Check each line of the listing, and copy it if it contains the word "content".

* BEGIN DATA SHOWN *

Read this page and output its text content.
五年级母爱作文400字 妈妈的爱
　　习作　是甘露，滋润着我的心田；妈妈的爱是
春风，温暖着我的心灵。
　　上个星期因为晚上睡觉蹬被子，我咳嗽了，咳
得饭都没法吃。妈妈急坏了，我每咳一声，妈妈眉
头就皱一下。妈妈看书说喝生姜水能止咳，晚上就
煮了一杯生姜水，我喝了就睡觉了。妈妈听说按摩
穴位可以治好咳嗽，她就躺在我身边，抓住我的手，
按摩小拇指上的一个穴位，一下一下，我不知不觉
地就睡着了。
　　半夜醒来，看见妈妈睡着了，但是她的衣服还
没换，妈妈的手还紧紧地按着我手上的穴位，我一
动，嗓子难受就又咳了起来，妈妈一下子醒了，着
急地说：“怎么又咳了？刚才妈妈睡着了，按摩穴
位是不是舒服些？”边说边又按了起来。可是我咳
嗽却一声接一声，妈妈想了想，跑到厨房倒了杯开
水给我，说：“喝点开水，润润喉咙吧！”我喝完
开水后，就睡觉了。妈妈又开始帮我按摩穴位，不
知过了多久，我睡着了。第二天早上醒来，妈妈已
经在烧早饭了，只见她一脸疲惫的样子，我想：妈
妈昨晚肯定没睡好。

* END DATA SHOWN *
* BEGIN DATA SHOWN *

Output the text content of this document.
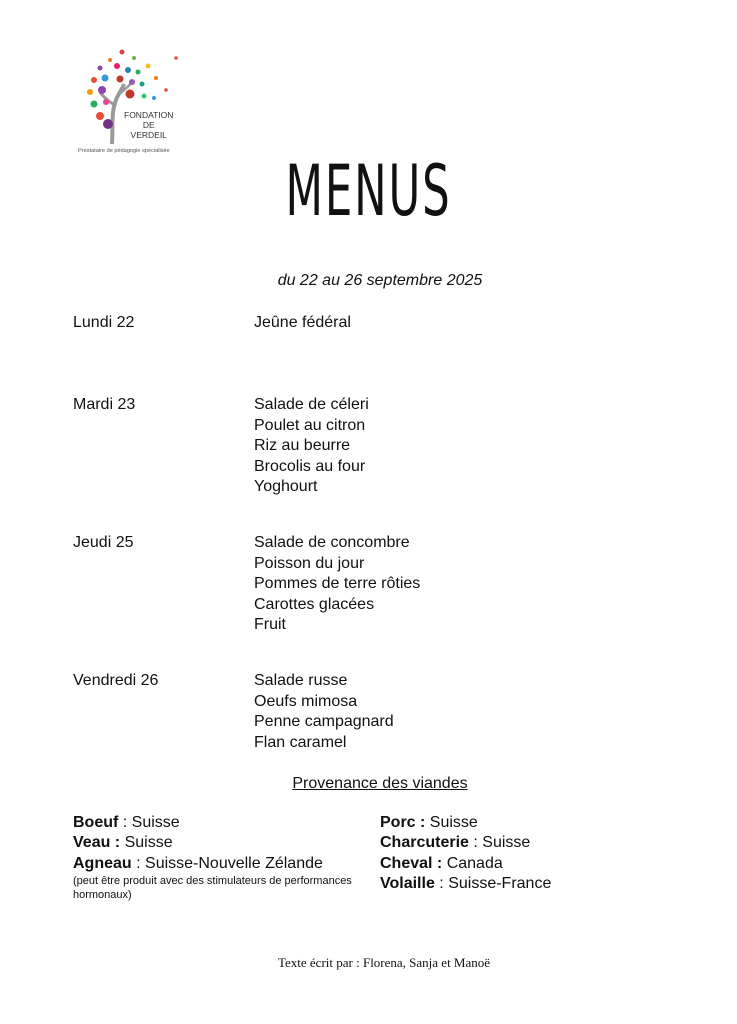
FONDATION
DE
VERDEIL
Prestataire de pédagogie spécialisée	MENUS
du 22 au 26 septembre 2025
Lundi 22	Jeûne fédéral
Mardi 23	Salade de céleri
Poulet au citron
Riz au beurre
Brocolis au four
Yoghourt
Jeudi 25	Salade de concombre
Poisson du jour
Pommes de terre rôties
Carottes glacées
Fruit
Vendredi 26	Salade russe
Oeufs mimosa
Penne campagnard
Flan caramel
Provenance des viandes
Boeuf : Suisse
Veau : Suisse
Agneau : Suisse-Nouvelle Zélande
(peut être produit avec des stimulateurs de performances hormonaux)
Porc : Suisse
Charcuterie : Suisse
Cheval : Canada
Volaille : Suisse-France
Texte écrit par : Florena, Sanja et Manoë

* END DATA SHOWN *
* BEGIN DATA SHOWN *

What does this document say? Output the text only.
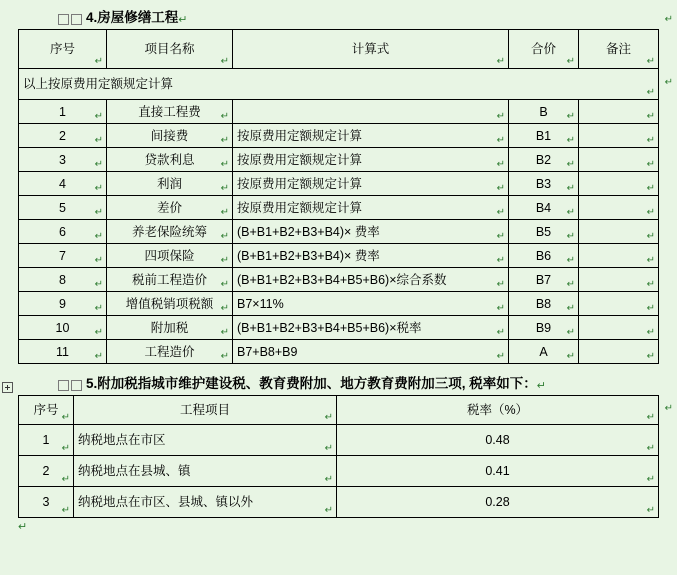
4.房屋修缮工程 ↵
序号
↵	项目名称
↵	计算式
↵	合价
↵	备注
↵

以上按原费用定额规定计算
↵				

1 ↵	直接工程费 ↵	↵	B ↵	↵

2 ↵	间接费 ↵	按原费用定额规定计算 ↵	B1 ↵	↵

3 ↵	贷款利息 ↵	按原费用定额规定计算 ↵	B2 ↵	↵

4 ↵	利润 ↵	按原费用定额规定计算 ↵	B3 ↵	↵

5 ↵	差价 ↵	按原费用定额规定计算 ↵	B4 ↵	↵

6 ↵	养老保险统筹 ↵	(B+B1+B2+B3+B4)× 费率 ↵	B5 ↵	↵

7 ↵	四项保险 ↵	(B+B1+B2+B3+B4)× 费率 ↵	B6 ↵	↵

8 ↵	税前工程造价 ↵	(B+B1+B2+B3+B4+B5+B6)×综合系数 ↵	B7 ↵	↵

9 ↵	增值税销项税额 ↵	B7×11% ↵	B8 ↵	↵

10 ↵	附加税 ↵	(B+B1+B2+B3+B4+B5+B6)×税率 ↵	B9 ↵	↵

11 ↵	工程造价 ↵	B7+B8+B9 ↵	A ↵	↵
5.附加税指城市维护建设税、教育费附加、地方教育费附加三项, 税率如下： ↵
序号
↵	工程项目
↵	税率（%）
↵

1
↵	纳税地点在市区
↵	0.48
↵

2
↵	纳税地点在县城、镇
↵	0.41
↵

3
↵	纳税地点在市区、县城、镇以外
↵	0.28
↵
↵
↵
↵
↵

* END DATA SHOWN *

SOLUTION FOR THIS TASK.
Read this page and output its text content.
Output the text content of this document.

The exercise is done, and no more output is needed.